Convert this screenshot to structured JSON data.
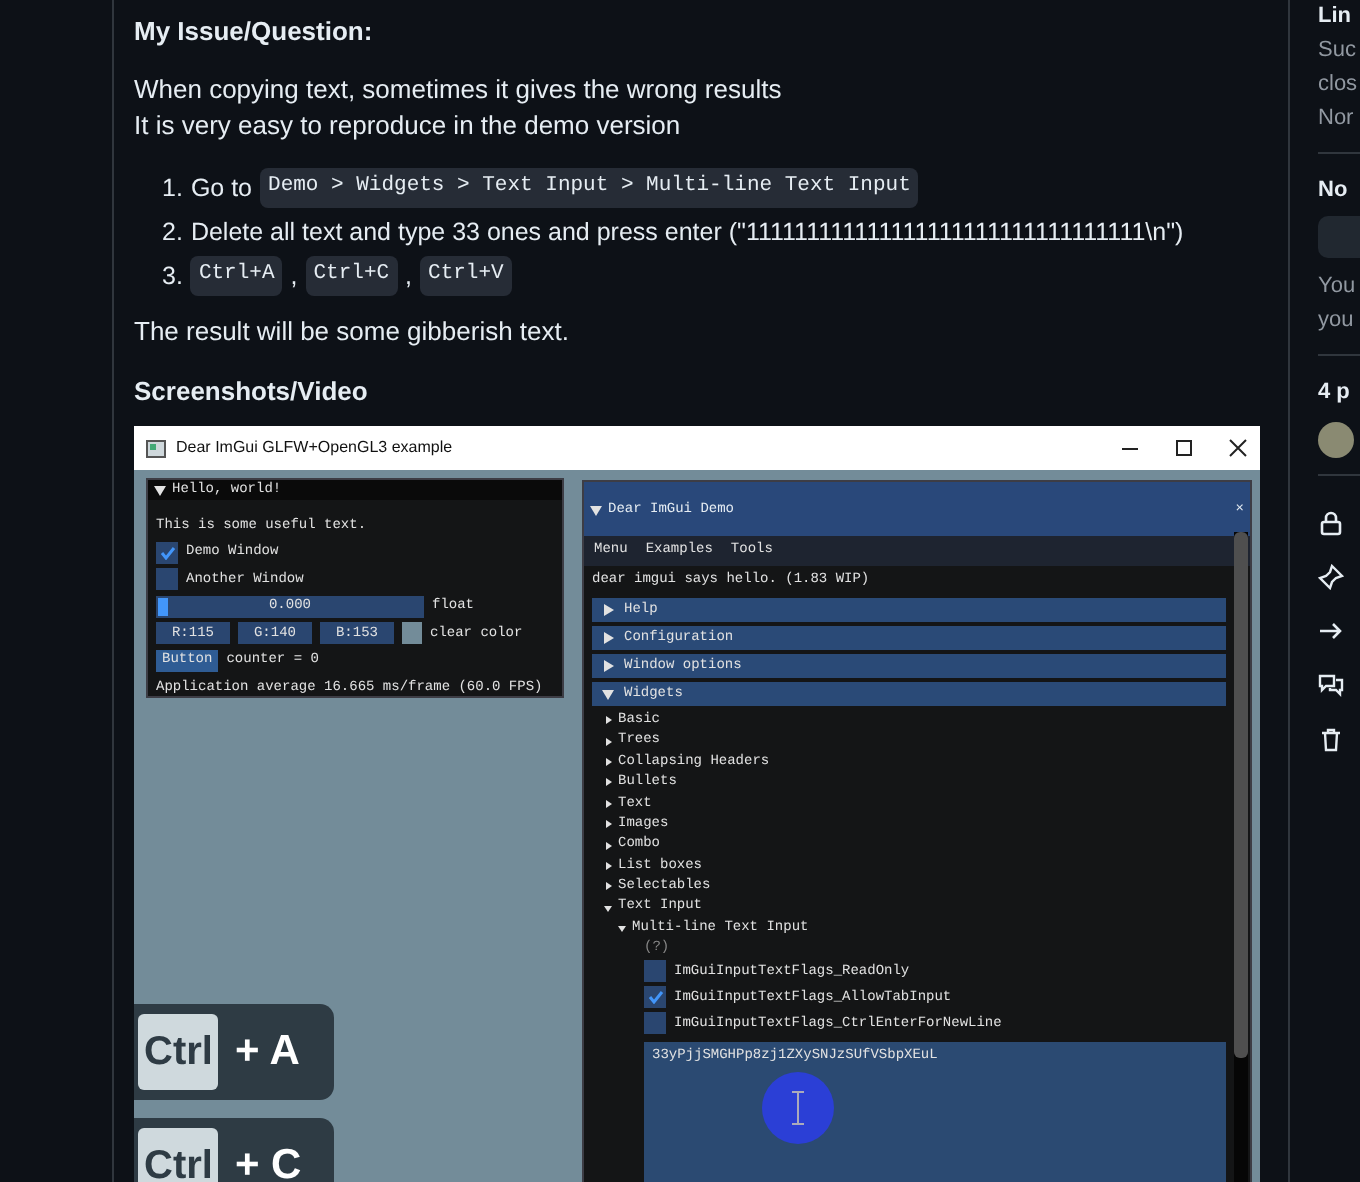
{
  "issue": {
    "heading": "My Issue/Question:",
    "paragraph_lines": [
      "When copying text, sometimes it gives the wrong results",
      "It is very easy to reproduce in the demo version"
    ],
    "steps": [
      {
        "number": "1.",
        "parts": [
          {
            "kind": "text",
            "text": "Go to"
          },
          {
            "kind": "code",
            "text": "Demo > Widgets > Text Input > Multi-line Text Input"
          }
        ]
      },
      {
        "number": "2.",
        "parts": [
          {
            "kind": "text",
            "text": "Delete all text and type 33 ones and press enter (\"111111111111111111111111111111111\\n\")"
          }
        ]
      },
      {
        "number": "3.",
        "parts": [
          {
            "kind": "code",
            "text": "Ctrl+A"
          },
          {
            "kind": "text",
            "text": ","
          },
          {
            "kind": "code",
            "text": "Ctrl+C"
          },
          {
            "kind": "text",
            "text": ","
          },
          {
            "kind": "code",
            "text": "Ctrl+V"
          }
        ]
      }
    ],
    "result": "The result will be some gibberish text.",
    "media_heading": "Screenshots/Video"
  },
  "screenshot": {
    "window_title": "Dear ImGui GLFW+OpenGL3 example",
    "hello_window": {
      "title": "Hello, world!",
      "expanded": true,
      "text": "This is some useful text.",
      "checkboxes": [
        {
          "label": "Demo Window",
          "checked": true
        },
        {
          "label": "Another Window",
          "checked": false
        }
      ],
      "slider": {
        "reading": "0.000",
        "level": 0,
        "label": "float"
      },
      "color_fields": [
        "R:115",
        "G:140",
        "B:153"
      ],
      "color_label": "clear color",
      "button": "Button",
      "counter": "counter = 0",
      "stats": "Application average 16.665 ms/frame (60.0 FPS)"
    },
    "demo_window": {
      "title": "Dear ImGui Demo",
      "expanded": true,
      "close": "×",
      "menu": [
        "Menu",
        "Examples",
        "Tools"
      ],
      "greeting": "dear imgui says hello. (1.83 WIP)",
      "headers": [
        {
          "label": "Help",
          "expanded": false
        },
        {
          "label": "Configuration",
          "expanded": false
        },
        {
          "label": "Window options",
          "expanded": false
        },
        {
          "label": "Widgets",
          "expanded": true
        }
      ],
      "widgets": [
        {
          "label": "Basic",
          "expanded": false
        },
        {
          "label": "Trees",
          "expanded": false
        },
        {
          "label": "Collapsing Headers",
          "expanded": false
        },
        {
          "label": "Bullets",
          "expanded": false
        },
        {
          "label": "Text",
          "expanded": false
        },
        {
          "label": "Images",
          "expanded": false
        },
        {
          "label": "Combo",
          "expanded": false
        },
        {
          "label": "List boxes",
          "expanded": false
        },
        {
          "label": "Selectables",
          "expanded": false
        },
        {
          "label": "Text Input",
          "expanded": true,
          "children": [
            {
              "label": "Multi-line Text Input",
              "expanded": true
            }
          ]
        }
      ],
      "help_marker": "(?)",
      "flags": [
        {
          "label": "ImGuiInputTextFlags_ReadOnly",
          "checked": false
        },
        {
          "label": "ImGuiInputTextFlags_AllowTabInput",
          "checked": true
        },
        {
          "label": "ImGuiInputTextFlags_CtrlEnterForNewLine",
          "checked": false
        }
      ],
      "text_value": "33yPjjSMGHPp8zj1ZXySNJzSUfVSbpXEuL"
    },
    "key_overlays": [
      {
        "key": "Ctrl",
        "combo": "+ A"
      },
      {
        "key": "Ctrl",
        "combo": "+ C"
      }
    ]
  },
  "sidebar": {
    "sections": [
      {
        "lines": [
          "Lin",
          "Suc",
          "clos",
          "Nor"
        ]
      },
      {
        "lines": [
          "No"
        ],
        "button": true,
        "after": [
          "You",
          "you"
        ]
      },
      {
        "lines": [
          "4 p"
        ],
        "avatar": true
      }
    ],
    "actions": [
      {
        "kind": "lock"
      },
      {
        "kind": "pin"
      },
      {
        "kind": "arrow"
      },
      {
        "kind": "comments"
      },
      {
        "kind": "trash"
      }
    ]
  }
}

________

The records above are to be quoted exactly, with all pictures left out.

Convert this screenshot to structured JSON data.
{
  "issue": {
    "heading": "My Issue/Question:",
    "paragraph_lines": [
      "When copying text, sometimes it gives the wrong results",
      "It is very easy to reproduce in the demo version"
    ],
    "steps": [
      {
        "number": "1.",
        "parts": [
          {
            "kind": "text",
            "text": "Go to"
          },
          {
            "kind": "code",
            "text": "Demo > Widgets > Text Input > Multi-line Text Input"
          }
        ]
      },
      {
        "number": "2.",
        "parts": [
          {
            "kind": "text",
            "text": "Delete all text and type 33 ones and press enter (\"111111111111111111111111111111111\\n\")"
          }
        ]
      },
      {
        "number": "3.",
        "parts": [
          {
            "kind": "code",
            "text": "Ctrl+A"
          },
          {
            "kind": "text",
            "text": ","
          },
          {
            "kind": "code",
            "text": "Ctrl+C"
          },
          {
            "kind": "text",
            "text": ","
          },
          {
            "kind": "code",
            "text": "Ctrl+V"
          }
        ]
      }
    ],
    "result": "The result will be some gibberish text.",
    "media_heading": "Screenshots/Video"
  },
  "screenshot": {
    "window_title": "Dear ImGui GLFW+OpenGL3 example",
    "hello_window": {
      "title": "Hello, world!",
      "expanded": true,
      "text": "This is some useful text.",
      "checkboxes": [
        {
          "label": "Demo Window",
          "checked": true
        },
        {
          "label": "Another Window",
          "checked": false
        }
      ],
      "slider": {
        "reading": "0.000",
        "level": 0,
        "label": "float"
      },
      "color_fields": [
        "R:115",
        "G:140",
        "B:153"
      ],
      "color_label": "clear color",
      "button": "Button",
      "counter": "counter = 0",
      "stats": "Application average 16.665 ms/frame (60.0 FPS)"
    },
    "demo_window": {
      "title": "Dear ImGui Demo",
      "expanded": true,
      "close": "×",
      "menu": [
        "Menu",
        "Examples",
        "Tools"
      ],
      "greeting": "dear imgui says hello. (1.83 WIP)",
      "headers": [
        {
          "label": "Help",
          "expanded": false
        },
        {
          "label": "Configuration",
          "expanded": false
        },
        {
          "label": "Window options",
          "expanded": false
        },
        {
          "label": "Widgets",
          "expanded": true
        }
      ],
      "widgets": [
        {
          "label": "Basic",
          "expanded": false
        },
        {
          "label": "Trees",
          "expanded": false
        },
        {
          "label": "Collapsing Headers",
          "expanded": false
        },
        {
          "label": "Bullets",
          "expanded": false
        },
        {
          "label": "Text",
          "expanded": false
        },
        {
          "label": "Images",
          "expanded": false
        },
        {
          "label": "Combo",
          "expanded": false
        },
        {
          "label": "List boxes",
          "expanded": false
        },
        {
          "label": "Selectables",
          "expanded": false
        },
        {
          "label": "Text Input",
          "expanded": true,
          "children": [
            {
              "label": "Multi-line Text Input",
              "expanded": true
            }
          ]
        }
      ],
      "help_marker": "(?)",
      "flags": [
        {
          "label": "ImGuiInputTextFlags_ReadOnly",
          "checked": false
        },
        {
          "label": "ImGuiInputTextFlags_AllowTabInput",
          "checked": true
        },
        {
          "label": "ImGuiInputTextFlags_CtrlEnterForNewLine",
          "checked": false
        }
      ],
      "text_value": "33yPjjSMGHPp8zj1ZXySNJzSUfVSbpXEuL"
    },
    "key_overlays": [
      {
        "key": "Ctrl",
        "combo": "+ A"
      },
      {
        "key": "Ctrl",
        "combo": "+ C"
      }
    ]
  },
  "sidebar": {
    "sections": [
      {
        "lines": [
          "Lin",
          "Suc",
          "clos",
          "Nor"
        ]
      },
      {
        "lines": [
          "No"
        ],
        "button": true,
        "after": [
          "You",
          "you"
        ]
      },
      {
        "lines": [
          "4 p"
        ],
        "avatar": true
      }
    ],
    "actions": [
      {
        "kind": "lock"
      },
      {
        "kind": "pin"
      },
      {
        "kind": "arrow"
      },
      {
        "kind": "comments"
      },
      {
        "kind": "trash"
      }
    ]
  }
}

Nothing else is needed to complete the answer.